- The request: Copy out each line of the listing that has the word "true" in it.

· · ·

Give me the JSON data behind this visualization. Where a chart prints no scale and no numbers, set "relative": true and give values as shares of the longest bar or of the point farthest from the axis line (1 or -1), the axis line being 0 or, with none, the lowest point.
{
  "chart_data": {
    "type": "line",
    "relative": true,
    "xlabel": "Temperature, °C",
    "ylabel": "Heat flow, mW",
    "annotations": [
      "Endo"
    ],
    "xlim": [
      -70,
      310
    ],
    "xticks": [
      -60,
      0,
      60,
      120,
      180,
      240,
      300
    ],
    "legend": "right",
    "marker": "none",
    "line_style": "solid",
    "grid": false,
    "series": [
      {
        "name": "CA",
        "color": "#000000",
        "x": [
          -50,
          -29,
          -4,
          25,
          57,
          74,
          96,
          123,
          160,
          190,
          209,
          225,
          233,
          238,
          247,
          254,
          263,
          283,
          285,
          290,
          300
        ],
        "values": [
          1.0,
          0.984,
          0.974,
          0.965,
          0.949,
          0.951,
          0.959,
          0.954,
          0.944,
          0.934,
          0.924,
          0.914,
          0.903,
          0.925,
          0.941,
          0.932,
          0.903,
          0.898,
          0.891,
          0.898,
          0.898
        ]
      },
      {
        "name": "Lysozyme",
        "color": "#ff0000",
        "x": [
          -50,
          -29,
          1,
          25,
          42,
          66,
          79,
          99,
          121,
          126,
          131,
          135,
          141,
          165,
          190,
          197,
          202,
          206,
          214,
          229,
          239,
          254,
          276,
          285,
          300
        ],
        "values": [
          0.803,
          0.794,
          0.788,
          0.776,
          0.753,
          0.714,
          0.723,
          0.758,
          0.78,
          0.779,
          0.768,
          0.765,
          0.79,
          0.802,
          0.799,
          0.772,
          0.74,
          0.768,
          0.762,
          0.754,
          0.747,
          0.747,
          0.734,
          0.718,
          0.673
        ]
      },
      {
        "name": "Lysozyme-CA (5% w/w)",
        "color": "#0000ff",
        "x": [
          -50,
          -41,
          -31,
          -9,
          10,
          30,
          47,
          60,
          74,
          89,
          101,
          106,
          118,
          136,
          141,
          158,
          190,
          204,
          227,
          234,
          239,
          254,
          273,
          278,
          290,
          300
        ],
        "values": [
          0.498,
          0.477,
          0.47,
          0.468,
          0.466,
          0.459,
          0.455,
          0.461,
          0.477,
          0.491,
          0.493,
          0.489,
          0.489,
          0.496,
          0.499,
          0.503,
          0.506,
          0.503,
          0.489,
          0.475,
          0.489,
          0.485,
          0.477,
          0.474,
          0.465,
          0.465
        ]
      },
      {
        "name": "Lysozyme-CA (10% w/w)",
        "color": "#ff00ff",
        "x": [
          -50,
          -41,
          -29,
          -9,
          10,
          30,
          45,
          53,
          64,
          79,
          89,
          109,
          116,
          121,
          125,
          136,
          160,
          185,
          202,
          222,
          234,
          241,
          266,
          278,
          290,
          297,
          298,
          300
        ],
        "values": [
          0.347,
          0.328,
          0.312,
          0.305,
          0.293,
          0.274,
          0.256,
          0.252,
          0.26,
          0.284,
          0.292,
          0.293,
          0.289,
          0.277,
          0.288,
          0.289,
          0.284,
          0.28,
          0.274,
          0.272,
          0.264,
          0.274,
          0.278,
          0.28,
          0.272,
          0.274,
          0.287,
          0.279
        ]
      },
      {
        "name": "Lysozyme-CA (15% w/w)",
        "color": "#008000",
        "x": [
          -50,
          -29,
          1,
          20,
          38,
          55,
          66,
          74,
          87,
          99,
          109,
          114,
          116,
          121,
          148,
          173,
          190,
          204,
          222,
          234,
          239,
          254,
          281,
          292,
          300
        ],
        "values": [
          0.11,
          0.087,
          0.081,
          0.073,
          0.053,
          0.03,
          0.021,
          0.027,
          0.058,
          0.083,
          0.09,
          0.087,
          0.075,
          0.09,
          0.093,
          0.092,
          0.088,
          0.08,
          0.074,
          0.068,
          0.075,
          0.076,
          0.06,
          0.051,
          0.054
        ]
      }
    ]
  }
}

· · ·

- Reply:
Give me the JSON data behind this visualization. Where a chart prints no scale and no numbers, set "relative": true and give values as shares of the longest bar or of the point farthest from the axis line (1 or -1), the axis line being 0 or, with none, the lowest point.
    "relative": true,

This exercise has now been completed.